Set exercise :: Repeat the material exactly, every line of it.

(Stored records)
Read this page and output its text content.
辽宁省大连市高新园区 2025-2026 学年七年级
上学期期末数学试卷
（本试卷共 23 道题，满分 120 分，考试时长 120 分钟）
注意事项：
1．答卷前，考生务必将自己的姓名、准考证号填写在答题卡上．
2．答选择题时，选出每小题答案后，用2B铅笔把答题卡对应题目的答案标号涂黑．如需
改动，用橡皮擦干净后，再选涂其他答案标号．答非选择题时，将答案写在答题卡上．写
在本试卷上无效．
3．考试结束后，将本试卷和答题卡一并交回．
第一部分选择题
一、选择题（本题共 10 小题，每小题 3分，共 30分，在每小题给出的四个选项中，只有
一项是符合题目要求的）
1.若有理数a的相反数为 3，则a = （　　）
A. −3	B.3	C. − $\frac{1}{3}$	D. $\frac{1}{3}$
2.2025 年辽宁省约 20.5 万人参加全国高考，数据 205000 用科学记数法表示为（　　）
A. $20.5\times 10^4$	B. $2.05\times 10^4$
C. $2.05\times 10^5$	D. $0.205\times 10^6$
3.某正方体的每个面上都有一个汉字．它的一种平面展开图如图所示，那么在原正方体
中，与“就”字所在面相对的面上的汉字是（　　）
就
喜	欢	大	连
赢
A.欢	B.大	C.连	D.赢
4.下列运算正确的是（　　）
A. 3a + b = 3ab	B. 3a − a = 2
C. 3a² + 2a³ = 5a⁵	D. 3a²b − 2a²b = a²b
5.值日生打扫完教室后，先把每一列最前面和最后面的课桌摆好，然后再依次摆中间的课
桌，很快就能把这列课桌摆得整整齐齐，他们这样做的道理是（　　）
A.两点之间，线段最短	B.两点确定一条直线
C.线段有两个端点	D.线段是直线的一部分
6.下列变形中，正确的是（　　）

Problem solution ::
Read this page and output its text content.
辽宁省大连市高新园区 2025-2026 学年七年级
上学期期末数学试卷
（本试卷共 23 道题，满分 120 分，考试时长 120 分钟）
注意事项：
1．答卷前，考生务必将自己的姓名、准考证号填写在答题卡上．
2．答选择题时，选出每小题答案后，用2B铅笔把答题卡对应题目的答案标号涂黑．如需
改动，用橡皮擦干净后，再选涂其他答案标号．答非选择题时，将答案写在答题卡上．写
在本试卷上无效．
3．考试结束后，将本试卷和答题卡一并交回．
第一部分选择题
一、选择题（本题共 10 小题，每小题 3分，共 30分，在每小题给出的四个选项中，只有
一项是符合题目要求的）
1.若有理数a的相反数为 3，则a = （　　）
A. −3	B.3	C. − $\frac{1}{3}$	D. $\frac{1}{3}$
2.2025 年辽宁省约 20.5 万人参加全国高考，数据 205000 用科学记数法表示为（　　）
A. $20.5\times 10^4$	B. $2.05\times 10^4$
C. $2.05\times 10^5$	D. $0.205\times 10^6$
3.某正方体的每个面上都有一个汉字．它的一种平面展开图如图所示，那么在原正方体
中，与“就”字所在面相对的面上的汉字是（　　）
就
喜	欢	大	连
赢
A.欢	B.大	C.连	D.赢
4.下列运算正确的是（　　）
A. 3a + b = 3ab	B. 3a − a = 2
C. 3a² + 2a³ = 5a⁵	D. 3a²b − 2a²b = a²b
5.值日生打扫完教室后，先把每一列最前面和最后面的课桌摆好，然后再依次摆中间的课
桌，很快就能把这列课桌摆得整整齐齐，他们这样做的道理是（　　）
A.两点之间，线段最短	B.两点确定一条直线
C.线段有两个端点	D.线段是直线的一部分
6.下列变形中，正确的是（　　）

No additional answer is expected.